======== Dataset ========

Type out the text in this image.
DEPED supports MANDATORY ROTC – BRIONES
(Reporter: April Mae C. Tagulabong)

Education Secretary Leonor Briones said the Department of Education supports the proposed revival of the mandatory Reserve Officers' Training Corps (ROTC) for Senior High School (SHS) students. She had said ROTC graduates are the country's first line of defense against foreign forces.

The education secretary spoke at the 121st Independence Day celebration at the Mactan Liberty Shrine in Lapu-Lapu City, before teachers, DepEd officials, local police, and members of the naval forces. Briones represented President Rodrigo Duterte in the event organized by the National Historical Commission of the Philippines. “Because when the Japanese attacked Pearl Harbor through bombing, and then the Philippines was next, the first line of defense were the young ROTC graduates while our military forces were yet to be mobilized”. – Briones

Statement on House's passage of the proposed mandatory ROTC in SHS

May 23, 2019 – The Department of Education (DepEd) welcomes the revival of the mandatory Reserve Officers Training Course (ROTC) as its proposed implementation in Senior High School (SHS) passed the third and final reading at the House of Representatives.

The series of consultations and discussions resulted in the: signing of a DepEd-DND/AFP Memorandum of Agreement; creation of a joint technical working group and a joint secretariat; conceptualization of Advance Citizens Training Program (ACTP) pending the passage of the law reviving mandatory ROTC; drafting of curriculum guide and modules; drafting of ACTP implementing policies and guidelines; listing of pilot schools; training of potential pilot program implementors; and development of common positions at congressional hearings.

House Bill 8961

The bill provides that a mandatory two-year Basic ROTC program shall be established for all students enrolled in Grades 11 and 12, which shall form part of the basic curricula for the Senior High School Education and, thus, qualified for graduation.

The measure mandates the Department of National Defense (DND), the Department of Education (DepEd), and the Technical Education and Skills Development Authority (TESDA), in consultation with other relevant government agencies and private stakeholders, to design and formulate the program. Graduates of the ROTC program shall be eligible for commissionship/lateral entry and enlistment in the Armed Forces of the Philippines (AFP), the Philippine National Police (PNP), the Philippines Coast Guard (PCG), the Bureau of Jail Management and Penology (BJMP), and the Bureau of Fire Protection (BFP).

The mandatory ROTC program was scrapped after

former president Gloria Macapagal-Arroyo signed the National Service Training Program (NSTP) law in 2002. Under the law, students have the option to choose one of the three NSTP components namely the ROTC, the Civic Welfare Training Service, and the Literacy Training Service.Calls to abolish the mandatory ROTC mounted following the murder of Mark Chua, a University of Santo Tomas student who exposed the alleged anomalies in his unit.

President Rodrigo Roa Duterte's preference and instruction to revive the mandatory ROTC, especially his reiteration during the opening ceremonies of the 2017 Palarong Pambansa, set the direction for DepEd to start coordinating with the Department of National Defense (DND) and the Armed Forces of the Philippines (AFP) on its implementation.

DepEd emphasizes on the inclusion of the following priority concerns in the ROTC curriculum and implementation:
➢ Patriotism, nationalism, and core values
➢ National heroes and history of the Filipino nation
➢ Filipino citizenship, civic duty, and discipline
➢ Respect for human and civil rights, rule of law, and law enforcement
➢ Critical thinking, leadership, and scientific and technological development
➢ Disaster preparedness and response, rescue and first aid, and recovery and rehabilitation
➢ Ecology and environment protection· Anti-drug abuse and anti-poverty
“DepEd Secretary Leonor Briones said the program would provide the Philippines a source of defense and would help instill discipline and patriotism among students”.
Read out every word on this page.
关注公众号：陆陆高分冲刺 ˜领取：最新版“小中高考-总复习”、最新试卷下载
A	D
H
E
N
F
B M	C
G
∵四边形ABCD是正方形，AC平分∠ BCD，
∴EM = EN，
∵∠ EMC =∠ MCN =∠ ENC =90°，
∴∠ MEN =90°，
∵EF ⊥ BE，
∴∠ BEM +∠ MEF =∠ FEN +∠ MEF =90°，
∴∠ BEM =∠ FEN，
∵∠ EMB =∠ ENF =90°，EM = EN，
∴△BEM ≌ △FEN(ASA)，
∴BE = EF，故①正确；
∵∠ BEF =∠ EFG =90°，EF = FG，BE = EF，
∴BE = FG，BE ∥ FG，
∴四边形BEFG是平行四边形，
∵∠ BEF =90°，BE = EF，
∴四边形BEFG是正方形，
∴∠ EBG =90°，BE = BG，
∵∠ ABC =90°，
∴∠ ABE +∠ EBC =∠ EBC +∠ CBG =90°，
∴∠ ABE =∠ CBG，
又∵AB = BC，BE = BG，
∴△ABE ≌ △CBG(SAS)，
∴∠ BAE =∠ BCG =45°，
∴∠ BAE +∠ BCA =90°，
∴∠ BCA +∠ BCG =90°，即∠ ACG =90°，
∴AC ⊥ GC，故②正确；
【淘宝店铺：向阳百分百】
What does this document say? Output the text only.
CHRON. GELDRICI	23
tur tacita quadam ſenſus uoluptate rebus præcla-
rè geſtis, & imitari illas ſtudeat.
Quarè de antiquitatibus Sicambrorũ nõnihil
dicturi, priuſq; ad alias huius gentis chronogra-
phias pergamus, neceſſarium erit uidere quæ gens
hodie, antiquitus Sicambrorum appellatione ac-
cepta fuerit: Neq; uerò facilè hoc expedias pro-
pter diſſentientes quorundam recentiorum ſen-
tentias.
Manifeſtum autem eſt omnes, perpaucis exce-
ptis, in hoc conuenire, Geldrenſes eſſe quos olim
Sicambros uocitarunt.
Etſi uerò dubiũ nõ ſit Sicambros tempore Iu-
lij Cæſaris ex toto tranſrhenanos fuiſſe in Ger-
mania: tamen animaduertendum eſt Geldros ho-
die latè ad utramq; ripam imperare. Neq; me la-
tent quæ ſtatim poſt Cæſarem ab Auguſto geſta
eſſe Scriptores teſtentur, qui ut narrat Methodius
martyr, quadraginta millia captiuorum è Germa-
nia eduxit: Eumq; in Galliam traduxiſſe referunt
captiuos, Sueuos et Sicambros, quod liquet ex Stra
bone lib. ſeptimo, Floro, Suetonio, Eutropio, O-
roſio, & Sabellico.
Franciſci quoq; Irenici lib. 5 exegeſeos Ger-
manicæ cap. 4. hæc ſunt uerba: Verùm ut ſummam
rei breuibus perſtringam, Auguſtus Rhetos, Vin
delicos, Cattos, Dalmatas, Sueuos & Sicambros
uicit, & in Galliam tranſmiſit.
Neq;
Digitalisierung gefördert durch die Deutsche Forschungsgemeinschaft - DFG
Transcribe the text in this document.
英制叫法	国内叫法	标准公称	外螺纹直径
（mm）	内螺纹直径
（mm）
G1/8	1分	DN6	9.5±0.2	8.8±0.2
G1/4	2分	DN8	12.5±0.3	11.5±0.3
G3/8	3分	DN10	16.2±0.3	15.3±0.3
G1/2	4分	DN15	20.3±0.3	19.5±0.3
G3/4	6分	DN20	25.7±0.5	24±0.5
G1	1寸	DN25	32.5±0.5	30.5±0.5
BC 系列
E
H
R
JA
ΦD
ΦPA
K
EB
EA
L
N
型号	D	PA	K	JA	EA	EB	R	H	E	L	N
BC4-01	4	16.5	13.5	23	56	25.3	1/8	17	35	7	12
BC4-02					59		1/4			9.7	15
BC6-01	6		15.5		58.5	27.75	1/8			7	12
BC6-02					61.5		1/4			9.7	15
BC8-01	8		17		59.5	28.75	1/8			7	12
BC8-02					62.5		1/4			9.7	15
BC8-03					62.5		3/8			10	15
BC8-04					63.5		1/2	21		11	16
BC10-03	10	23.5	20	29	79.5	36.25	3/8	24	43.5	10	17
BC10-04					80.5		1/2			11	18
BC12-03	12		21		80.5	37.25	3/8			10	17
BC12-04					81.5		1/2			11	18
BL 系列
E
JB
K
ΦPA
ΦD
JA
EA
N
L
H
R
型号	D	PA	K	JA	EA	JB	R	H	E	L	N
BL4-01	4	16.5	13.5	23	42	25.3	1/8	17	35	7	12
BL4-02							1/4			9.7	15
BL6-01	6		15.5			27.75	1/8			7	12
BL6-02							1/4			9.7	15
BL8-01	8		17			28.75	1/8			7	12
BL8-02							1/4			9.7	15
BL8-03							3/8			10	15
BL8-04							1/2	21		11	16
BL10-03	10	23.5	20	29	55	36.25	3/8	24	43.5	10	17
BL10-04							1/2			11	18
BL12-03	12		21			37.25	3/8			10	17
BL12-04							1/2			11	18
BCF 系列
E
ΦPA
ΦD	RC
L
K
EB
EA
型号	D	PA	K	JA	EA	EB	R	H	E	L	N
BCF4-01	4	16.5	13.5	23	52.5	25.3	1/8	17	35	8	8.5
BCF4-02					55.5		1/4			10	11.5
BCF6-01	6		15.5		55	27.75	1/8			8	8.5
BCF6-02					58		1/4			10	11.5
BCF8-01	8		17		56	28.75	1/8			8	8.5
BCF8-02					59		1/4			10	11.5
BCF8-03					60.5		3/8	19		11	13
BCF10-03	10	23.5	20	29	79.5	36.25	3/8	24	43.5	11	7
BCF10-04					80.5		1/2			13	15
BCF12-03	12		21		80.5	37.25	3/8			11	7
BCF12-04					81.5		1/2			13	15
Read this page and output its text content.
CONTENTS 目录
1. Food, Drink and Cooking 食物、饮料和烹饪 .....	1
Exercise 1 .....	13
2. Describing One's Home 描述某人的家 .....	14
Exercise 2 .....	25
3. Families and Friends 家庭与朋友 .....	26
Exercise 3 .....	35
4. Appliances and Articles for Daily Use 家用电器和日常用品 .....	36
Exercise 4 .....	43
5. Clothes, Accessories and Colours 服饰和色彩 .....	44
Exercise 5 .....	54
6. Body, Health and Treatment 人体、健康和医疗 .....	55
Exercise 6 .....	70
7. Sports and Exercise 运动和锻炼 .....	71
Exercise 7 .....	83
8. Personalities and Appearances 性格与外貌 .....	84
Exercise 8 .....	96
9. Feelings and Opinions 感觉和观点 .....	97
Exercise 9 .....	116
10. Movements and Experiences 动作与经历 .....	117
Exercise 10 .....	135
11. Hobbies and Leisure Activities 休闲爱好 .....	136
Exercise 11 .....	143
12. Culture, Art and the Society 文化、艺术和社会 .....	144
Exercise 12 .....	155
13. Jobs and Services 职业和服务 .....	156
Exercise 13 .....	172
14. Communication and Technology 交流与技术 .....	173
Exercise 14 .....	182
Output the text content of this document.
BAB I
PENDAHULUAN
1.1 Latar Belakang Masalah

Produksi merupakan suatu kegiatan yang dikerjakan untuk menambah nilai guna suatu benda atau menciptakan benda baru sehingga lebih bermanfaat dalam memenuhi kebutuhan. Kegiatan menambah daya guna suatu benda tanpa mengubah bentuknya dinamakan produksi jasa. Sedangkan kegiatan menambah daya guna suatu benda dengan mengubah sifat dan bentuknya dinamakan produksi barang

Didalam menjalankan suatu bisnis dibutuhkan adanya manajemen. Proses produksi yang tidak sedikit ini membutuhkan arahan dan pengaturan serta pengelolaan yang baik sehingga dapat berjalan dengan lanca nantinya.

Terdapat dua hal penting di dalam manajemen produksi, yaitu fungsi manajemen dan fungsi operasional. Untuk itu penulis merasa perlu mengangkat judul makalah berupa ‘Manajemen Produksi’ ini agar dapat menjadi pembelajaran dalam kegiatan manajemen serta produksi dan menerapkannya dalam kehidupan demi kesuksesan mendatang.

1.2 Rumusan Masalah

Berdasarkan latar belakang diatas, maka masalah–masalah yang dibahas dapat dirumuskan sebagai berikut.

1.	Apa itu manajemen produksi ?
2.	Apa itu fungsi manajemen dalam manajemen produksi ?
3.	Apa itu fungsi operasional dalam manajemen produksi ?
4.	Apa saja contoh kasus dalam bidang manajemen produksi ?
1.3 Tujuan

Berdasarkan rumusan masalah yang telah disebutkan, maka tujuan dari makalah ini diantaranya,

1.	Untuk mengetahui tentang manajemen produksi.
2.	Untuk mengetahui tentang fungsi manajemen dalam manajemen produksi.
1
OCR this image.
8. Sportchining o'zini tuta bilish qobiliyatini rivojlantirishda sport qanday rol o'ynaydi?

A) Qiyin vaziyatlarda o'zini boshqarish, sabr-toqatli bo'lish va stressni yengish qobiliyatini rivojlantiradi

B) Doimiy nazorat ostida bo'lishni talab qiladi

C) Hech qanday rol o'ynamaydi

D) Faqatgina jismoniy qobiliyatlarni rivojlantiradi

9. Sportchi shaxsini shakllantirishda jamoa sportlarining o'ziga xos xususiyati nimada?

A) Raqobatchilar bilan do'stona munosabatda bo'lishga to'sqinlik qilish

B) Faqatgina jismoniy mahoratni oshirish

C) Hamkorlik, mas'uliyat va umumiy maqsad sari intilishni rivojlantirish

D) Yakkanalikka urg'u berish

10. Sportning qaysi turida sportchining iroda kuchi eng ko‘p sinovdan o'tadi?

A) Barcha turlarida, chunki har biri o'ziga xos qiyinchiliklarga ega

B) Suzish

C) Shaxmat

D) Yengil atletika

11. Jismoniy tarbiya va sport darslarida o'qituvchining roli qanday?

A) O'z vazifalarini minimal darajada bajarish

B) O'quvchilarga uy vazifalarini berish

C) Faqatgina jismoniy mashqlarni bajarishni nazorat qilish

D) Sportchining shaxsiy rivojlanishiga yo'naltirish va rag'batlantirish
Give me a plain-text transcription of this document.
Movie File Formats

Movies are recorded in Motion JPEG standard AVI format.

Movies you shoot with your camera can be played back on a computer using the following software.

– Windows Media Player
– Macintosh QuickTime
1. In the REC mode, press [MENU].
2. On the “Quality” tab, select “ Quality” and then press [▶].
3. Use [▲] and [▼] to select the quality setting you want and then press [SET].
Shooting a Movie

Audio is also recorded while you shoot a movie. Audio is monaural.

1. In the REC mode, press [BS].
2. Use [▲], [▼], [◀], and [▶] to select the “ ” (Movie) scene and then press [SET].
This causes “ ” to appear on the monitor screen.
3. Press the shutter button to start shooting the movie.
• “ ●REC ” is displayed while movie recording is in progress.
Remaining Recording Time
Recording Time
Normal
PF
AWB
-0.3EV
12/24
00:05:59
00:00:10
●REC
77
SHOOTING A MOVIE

========

The task - Show every line of the listing in which the string "kegiatan" can be found.

Solution -
Produksi merupakan suatu kegiatan yang dikerjakan untuk menambah nilai guna suatu benda atau menciptakan benda baru sehingga lebih bermanfaat dalam memenuhi kebutuhan. Kegiatan menambah daya guna suatu benda tanpa mengubah bentuknya dinamakan produksi jasa. Sedangkan kegiatan menambah daya guna suatu benda dengan mengubah sifat dan bentuknya dinamakan produksi barang
Terdapat dua hal penting di dalam manajemen produksi, yaitu fungsi manajemen dan fungsi operasional. Untuk itu penulis merasa perlu mengangkat judul makalah berupa ‘Manajemen Produksi’ ini agar dapat menjadi pembelajaran dalam kegiatan manajemen serta produksi dan menerapkannya dalam kehidupan demi kesuksesan mendatang.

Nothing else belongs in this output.